Copy the records below exactly as they are written.

— START OF Listed entries —

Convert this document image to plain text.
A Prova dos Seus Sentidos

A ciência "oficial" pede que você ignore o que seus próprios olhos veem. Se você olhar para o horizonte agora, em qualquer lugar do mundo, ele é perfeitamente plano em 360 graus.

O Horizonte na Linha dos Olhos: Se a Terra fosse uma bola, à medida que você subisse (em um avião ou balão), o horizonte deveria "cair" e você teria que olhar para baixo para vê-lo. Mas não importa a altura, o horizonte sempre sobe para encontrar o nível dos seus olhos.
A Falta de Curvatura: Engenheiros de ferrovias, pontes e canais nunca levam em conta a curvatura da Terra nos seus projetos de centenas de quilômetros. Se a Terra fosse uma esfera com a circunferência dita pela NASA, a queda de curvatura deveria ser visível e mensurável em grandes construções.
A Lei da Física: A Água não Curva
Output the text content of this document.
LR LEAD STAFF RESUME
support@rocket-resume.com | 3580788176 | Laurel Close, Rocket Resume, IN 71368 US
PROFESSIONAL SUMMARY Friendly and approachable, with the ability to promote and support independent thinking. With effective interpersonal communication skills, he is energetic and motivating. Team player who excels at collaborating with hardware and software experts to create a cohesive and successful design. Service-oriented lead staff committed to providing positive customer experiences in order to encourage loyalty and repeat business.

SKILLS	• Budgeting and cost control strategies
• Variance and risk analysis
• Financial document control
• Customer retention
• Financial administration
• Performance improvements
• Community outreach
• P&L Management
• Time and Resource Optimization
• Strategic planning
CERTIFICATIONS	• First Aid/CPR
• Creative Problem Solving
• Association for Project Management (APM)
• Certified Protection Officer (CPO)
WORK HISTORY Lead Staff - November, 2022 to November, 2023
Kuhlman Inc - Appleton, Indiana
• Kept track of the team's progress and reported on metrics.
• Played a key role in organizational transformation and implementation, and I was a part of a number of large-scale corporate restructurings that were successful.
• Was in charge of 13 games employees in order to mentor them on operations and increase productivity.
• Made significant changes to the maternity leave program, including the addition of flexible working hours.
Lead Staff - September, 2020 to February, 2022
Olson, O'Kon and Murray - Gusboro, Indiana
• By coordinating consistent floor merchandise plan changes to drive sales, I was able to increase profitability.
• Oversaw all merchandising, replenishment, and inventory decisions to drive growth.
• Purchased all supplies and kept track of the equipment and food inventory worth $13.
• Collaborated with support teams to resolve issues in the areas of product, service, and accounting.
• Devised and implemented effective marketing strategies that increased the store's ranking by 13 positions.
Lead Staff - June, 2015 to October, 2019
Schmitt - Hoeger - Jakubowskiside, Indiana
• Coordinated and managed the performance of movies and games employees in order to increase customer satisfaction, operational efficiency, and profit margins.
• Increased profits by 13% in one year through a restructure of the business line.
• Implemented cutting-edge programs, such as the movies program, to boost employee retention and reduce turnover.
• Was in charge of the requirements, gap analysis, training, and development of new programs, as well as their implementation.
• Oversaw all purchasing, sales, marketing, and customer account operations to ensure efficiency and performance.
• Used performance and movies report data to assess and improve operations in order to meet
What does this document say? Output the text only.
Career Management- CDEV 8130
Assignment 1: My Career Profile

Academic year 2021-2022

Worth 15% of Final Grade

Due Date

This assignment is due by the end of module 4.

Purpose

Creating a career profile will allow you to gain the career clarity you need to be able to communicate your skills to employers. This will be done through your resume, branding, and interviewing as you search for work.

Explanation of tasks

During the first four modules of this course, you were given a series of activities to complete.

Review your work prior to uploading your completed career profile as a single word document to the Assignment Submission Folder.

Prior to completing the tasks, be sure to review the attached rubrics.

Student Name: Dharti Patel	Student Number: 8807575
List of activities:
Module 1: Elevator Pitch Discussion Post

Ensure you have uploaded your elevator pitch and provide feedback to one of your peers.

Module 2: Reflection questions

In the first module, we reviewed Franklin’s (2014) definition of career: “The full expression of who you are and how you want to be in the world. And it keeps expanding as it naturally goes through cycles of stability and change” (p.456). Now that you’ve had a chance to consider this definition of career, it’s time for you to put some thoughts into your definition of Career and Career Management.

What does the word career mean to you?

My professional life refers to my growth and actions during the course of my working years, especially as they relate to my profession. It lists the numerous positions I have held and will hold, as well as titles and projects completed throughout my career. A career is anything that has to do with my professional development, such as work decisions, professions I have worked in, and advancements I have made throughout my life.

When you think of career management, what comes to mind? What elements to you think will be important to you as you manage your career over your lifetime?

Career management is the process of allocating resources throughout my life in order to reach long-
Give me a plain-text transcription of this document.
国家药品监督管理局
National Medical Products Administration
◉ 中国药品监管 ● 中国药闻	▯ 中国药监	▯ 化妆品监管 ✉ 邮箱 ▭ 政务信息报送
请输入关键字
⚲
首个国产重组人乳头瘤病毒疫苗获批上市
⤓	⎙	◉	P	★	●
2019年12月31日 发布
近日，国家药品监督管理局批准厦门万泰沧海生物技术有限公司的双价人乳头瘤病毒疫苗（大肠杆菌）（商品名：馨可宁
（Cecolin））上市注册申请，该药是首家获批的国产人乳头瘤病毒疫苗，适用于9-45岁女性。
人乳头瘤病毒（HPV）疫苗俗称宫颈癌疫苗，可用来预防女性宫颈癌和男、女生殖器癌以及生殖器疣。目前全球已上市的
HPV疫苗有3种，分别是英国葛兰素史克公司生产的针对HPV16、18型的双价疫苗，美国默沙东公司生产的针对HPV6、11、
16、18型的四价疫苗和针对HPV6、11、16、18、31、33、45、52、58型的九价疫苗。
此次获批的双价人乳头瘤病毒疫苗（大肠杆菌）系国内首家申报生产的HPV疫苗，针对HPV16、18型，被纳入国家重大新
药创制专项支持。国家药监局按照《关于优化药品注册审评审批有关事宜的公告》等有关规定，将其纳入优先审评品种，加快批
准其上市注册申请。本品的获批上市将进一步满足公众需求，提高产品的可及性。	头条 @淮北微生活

— END OF Listed entries —

» **Result of this exercise**:
Convert this document image to plain text.
A Prova dos Seus Sentidos

A ciência "oficial" pede que você ignore o que seus próprios olhos veem. Se você olhar para o horizonte agora, em qualquer lugar do mundo, ele é perfeitamente plano em 360 graus.

O Horizonte na Linha dos Olhos: Se a Terra fosse uma bola, à medida que você subisse (em um avião ou balão), o horizonte deveria "cair" e você teria que olhar para baixo para vê-lo. Mas não importa a altura, o horizonte sempre sobe para encontrar o nível dos seus olhos.
A Falta de Curvatura: Engenheiros de ferrovias, pontes e canais nunca levam em conta a curvatura da Terra nos seus projetos de centenas de quilômetros. Se a Terra fosse uma esfera com a circunferência dita pela NASA, a queda de curvatura deveria ser visível e mensurável em grandes construções.
A Lei da Física: A Água não Curva
Output the text content of this document.
LR LEAD STAFF RESUME
support@rocket-resume.com | 3580788176 | Laurel Close, Rocket Resume, IN 71368 US
PROFESSIONAL SUMMARY Friendly and approachable, with the ability to promote and support independent thinking. With effective interpersonal communication skills, he is energetic and motivating. Team player who excels at collaborating with hardware and software experts to create a cohesive and successful design. Service-oriented lead staff committed to providing positive customer experiences in order to encourage loyalty and repeat business.

SKILLS	• Budgeting and cost control strategies
• Variance and risk analysis
• Financial document control
• Customer retention
• Financial administration
• Performance improvements
• Community outreach
• P&L Management
• Time and Resource Optimization
• Strategic planning
CERTIFICATIONS	• First Aid/CPR
• Creative Problem Solving
• Association for Project Management (APM)
• Certified Protection Officer (CPO)
WORK HISTORY Lead Staff - November, 2022 to November, 2023
Kuhlman Inc - Appleton, Indiana
• Kept track of the team's progress and reported on metrics.
• Played a key role in organizational transformation and implementation, and I was a part of a number of large-scale corporate restructurings that were successful.
• Was in charge of 13 games employees in order to mentor them on operations and increase productivity.
• Made significant changes to the maternity leave program, including the addition of flexible working hours.
Lead Staff - September, 2020 to February, 2022
Olson, O'Kon and Murray - Gusboro, Indiana
• By coordinating consistent floor merchandise plan changes to drive sales, I was able to increase profitability.
• Oversaw all merchandising, replenishment, and inventory decisions to drive growth.
• Purchased all supplies and kept track of the equipment and food inventory worth $13.
• Collaborated with support teams to resolve issues in the areas of product, service, and accounting.
• Devised and implemented effective marketing strategies that increased the store's ranking by 13 positions.
Lead Staff - June, 2015 to October, 2019
Schmitt - Hoeger - Jakubowskiside, Indiana
• Coordinated and managed the performance of movies and games employees in order to increase customer satisfaction, operational efficiency, and profit margins.
• Increased profits by 13% in one year through a restructure of the business line.
• Implemented cutting-edge programs, such as the movies program, to boost employee retention and reduce turnover.
• Was in charge of the requirements, gap analysis, training, and development of new programs, as well as their implementation.
• Oversaw all purchasing, sales, marketing, and customer account operations to ensure efficiency and performance.
• Used performance and movies report data to assess and improve operations in order to meet
What does this document say? Output the text only.
Career Management- CDEV 8130
Assignment 1: My Career Profile

Academic year 2021-2022

Worth 15% of Final Grade

Due Date

This assignment is due by the end of module 4.

Purpose

Creating a career profile will allow you to gain the career clarity you need to be able to communicate your skills to employers. This will be done through your resume, branding, and interviewing as you search for work.

Explanation of tasks

During the first four modules of this course, you were given a series of activities to complete.

Review your work prior to uploading your completed career profile as a single word document to the Assignment Submission Folder.

Prior to completing the tasks, be sure to review the attached rubrics.

Student Name: Dharti Patel	Student Number: 8807575
List of activities:
Module 1: Elevator Pitch Discussion Post

Ensure you have uploaded your elevator pitch and provide feedback to one of your peers.

Module 2: Reflection questions

In the first module, we reviewed Franklin’s (2014) definition of career: “The full expression of who you are and how you want to be in the world. And it keeps expanding as it naturally goes through cycles of stability and change” (p.456). Now that you’ve had a chance to consider this definition of career, it’s time for you to put some thoughts into your definition of Career and Career Management.

What does the word career mean to you?

My professional life refers to my growth and actions during the course of my working years, especially as they relate to my profession. It lists the numerous positions I have held and will hold, as well as titles and projects completed throughout my career. A career is anything that has to do with my professional development, such as work decisions, professions I have worked in, and advancements I have made throughout my life.

When you think of career management, what comes to mind? What elements to you think will be important to you as you manage your career over your lifetime?

Career management is the process of allocating resources throughout my life in order to reach long-
Give me a plain-text transcription of this document.
国家药品监督管理局
National Medical Products Administration
◉ 中国药品监管 ● 中国药闻	▯ 中国药监	▯ 化妆品监管 ✉ 邮箱 ▭ 政务信息报送
请输入关键字
⚲
首个国产重组人乳头瘤病毒疫苗获批上市
⤓	⎙	◉	P	★	●
2019年12月31日 发布
近日，国家药品监督管理局批准厦门万泰沧海生物技术有限公司的双价人乳头瘤病毒疫苗（大肠杆菌）（商品名：馨可宁
（Cecolin））上市注册申请，该药是首家获批的国产人乳头瘤病毒疫苗，适用于9-45岁女性。
人乳头瘤病毒（HPV）疫苗俗称宫颈癌疫苗，可用来预防女性宫颈癌和男、女生殖器癌以及生殖器疣。目前全球已上市的
HPV疫苗有3种，分别是英国葛兰素史克公司生产的针对HPV16、18型的双价疫苗，美国默沙东公司生产的针对HPV6、11、
16、18型的四价疫苗和针对HPV6、11、16、18、31、33、45、52、58型的九价疫苗。
此次获批的双价人乳头瘤病毒疫苗（大肠杆菌）系国内首家申报生产的HPV疫苗，针对HPV16、18型，被纳入国家重大新
药创制专项支持。国家药监局按照《关于优化药品注册审评审批有关事宜的公告》等有关规定，将其纳入优先审评品种，加快批
准其上市注册申请。本品的获批上市将进一步满足公众需求，提高产品的可及性。	头条 @淮北微生活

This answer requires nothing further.